Exercise requirements: Scan the listing below and copy every line holding "amount".

Records for this task:
+++++

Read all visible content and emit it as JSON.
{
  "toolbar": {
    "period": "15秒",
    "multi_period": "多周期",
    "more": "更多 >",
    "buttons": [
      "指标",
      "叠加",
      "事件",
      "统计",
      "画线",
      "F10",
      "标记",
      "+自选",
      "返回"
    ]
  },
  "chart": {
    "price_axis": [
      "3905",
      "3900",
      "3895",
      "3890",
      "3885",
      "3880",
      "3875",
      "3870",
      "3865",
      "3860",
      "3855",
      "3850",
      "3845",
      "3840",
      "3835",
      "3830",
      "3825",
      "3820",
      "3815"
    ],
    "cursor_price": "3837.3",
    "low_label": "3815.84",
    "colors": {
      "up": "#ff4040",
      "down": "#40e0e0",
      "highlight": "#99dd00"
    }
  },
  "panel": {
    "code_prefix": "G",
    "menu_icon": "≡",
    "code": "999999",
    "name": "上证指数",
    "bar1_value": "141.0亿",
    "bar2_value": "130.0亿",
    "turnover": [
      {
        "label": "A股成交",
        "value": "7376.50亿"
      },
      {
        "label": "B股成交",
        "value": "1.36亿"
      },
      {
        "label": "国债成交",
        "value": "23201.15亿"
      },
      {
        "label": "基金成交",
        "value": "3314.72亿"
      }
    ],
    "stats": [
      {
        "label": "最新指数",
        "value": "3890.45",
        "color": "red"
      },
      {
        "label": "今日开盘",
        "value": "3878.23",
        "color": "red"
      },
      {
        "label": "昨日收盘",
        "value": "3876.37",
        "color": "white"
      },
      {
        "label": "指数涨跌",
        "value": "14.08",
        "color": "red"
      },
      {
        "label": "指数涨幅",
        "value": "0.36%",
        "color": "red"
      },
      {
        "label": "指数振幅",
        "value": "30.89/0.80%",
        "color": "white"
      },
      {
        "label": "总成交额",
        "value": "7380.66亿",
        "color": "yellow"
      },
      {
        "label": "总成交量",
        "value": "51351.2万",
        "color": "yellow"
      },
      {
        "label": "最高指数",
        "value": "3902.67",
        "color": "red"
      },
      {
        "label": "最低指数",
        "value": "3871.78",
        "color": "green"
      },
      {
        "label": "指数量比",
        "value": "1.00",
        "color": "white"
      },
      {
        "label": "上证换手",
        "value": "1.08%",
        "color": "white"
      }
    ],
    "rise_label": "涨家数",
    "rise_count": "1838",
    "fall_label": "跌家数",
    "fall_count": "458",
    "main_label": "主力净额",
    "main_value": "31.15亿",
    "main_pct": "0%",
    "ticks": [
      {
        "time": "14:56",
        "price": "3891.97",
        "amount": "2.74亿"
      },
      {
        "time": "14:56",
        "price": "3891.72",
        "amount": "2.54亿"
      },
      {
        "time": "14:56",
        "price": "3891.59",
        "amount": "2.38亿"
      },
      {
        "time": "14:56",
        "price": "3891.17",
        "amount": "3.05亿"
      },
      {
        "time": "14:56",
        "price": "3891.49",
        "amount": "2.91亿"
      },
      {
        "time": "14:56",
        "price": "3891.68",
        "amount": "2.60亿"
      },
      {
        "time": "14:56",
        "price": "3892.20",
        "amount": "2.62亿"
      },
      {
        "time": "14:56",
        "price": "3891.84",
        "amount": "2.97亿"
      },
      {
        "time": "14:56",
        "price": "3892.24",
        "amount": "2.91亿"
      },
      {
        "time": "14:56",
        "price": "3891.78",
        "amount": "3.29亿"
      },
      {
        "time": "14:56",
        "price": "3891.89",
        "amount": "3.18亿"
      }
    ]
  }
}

+++++

Result below:
        "amount": "2.74亿"
        "amount": "2.54亿"
        "amount": "2.38亿"
        "amount": "3.05亿"
        "amount": "2.91亿"
        "amount": "2.60亿"
        "amount": "2.62亿"
        "amount": "2.97亿"
        "amount": "2.91亿"
        "amount": "3.29亿"
        "amount": "3.18亿"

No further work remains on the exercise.